Look through the entries and report how many lines include the word "吉登斯认为". Give the number alone.
── DATASET EXCERPTS ──
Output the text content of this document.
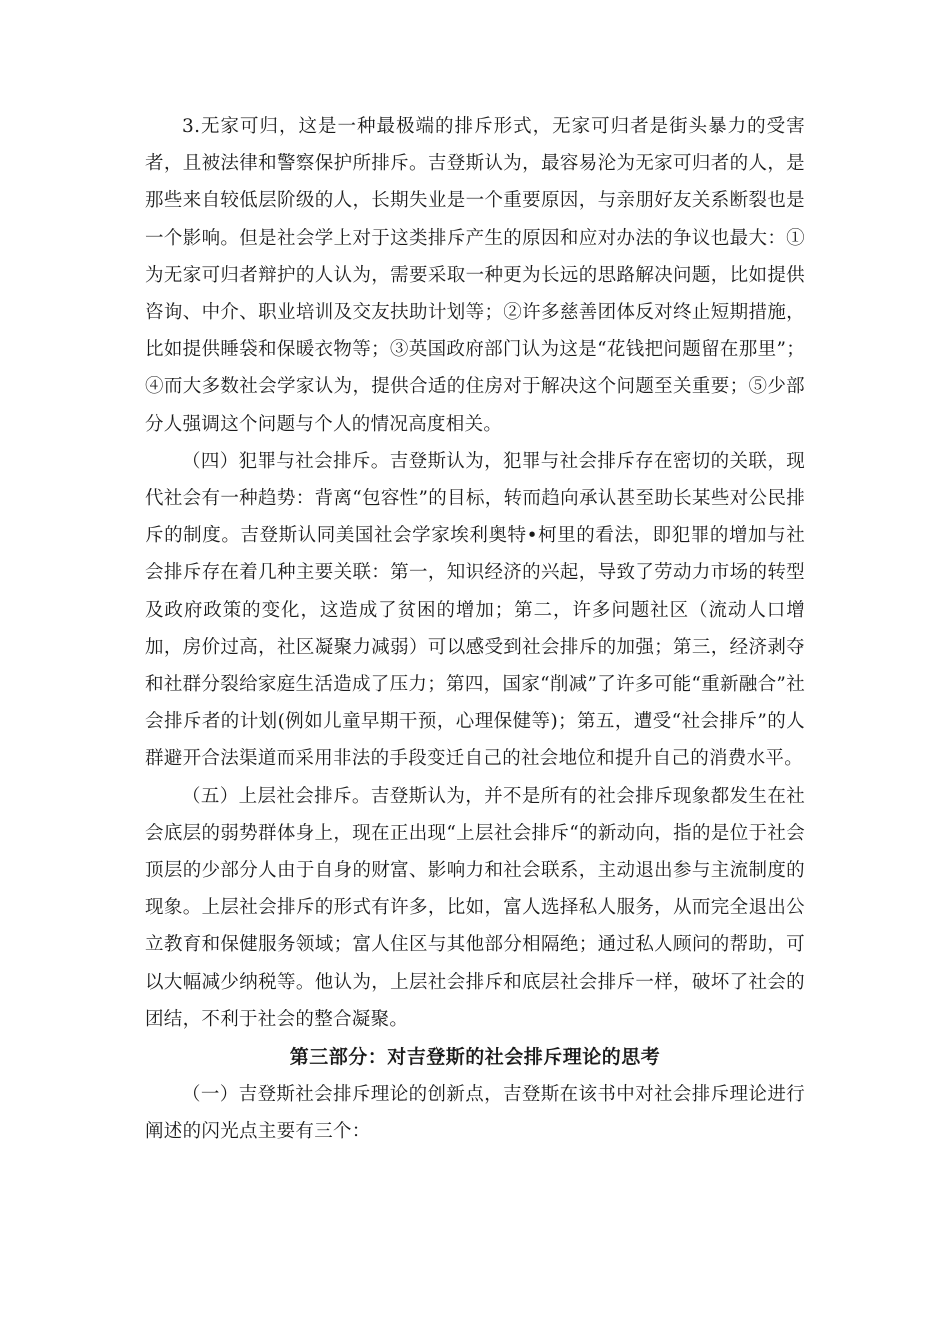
3.无家可归，这是一种最极端的排斥形式，无家可归者是街头暴力的受害者，且被法律和警察保护所排斥。吉登斯认为，最容易沦为无家可归者的人，是那些来自较低层阶级的人，长期失业是一个重要原因，与亲朋好友关系断裂也是一个影响。但是社会学上对于这类排斥产生的原因和应对办法的争议也最大：①为无家可归者辩护的人认为，需要采取一种更为长远的思路解决问题，比如提供咨询、中介、职业培训及交友扶助计划等；②许多慈善团体反对终止短期措施，比如提供睡袋和保暖衣物等；③英国政府部门认为这是“花钱把问题留在那里”；④而大多数社会学家认为，提供合适的住房对于解决这个问题至关重要；⑤少部分人强调这个问题与个人的情况高度相关。

（四）犯罪与社会排斥。吉登斯认为，犯罪与社会排斥存在密切的关联，现代社会有一种趋势：背离“包容性”的目标，转而趋向承认甚至助长某些对公民排斥的制度。吉登斯认同美国社会学家埃利奥特•柯里的看法，即犯罪的增加与社会排斥存在着几种主要关联：第一，知识经济的兴起，导致了劳动力市场的转型及政府政策的变化，这造成了贫困的增加；第二，许多问题社区（流动人口增加，房价过高，社区凝聚力减弱）可以感受到社会排斥的加强；第三，经济剥夺和社群分裂给家庭生活造成了压力；第四，国家“削减”了许多可能“重新融合”社会排斥者的计划(例如儿童早期干预，心理保健等)；第五，遭受“社会排斥”的人群避开合法渠道而采用非法的手段变迁自己的社会地位和提升自己的消费水平。

（五）上层社会排斥。吉登斯认为，并不是所有的社会排斥现象都发生在社会底层的弱势群体身上，现在正出现“上层社会排斥“的新动向，指的是位于社会顶层的少部分人由于自身的财富、影响力和社会联系，主动退出参与主流制度的现象。上层社会排斥的形式有许多，比如，富人选择私人服务，从而完全退出公立教育和保健服务领域；富人住区与其他部分相隔绝；通过私人顾问的帮助，可以大幅减少纳税等。他认为，上层社会排斥和底层社会排斥一样，破坏了社会的团结，不利于社会的整合凝聚。

第三部分：对吉登斯的社会排斥理论的思考

（一）吉登斯社会排斥理论的创新点，吉登斯在该书中对社会排斥理论进行阐述的闪光点主要有三个：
───
## CORRECT RESULT
3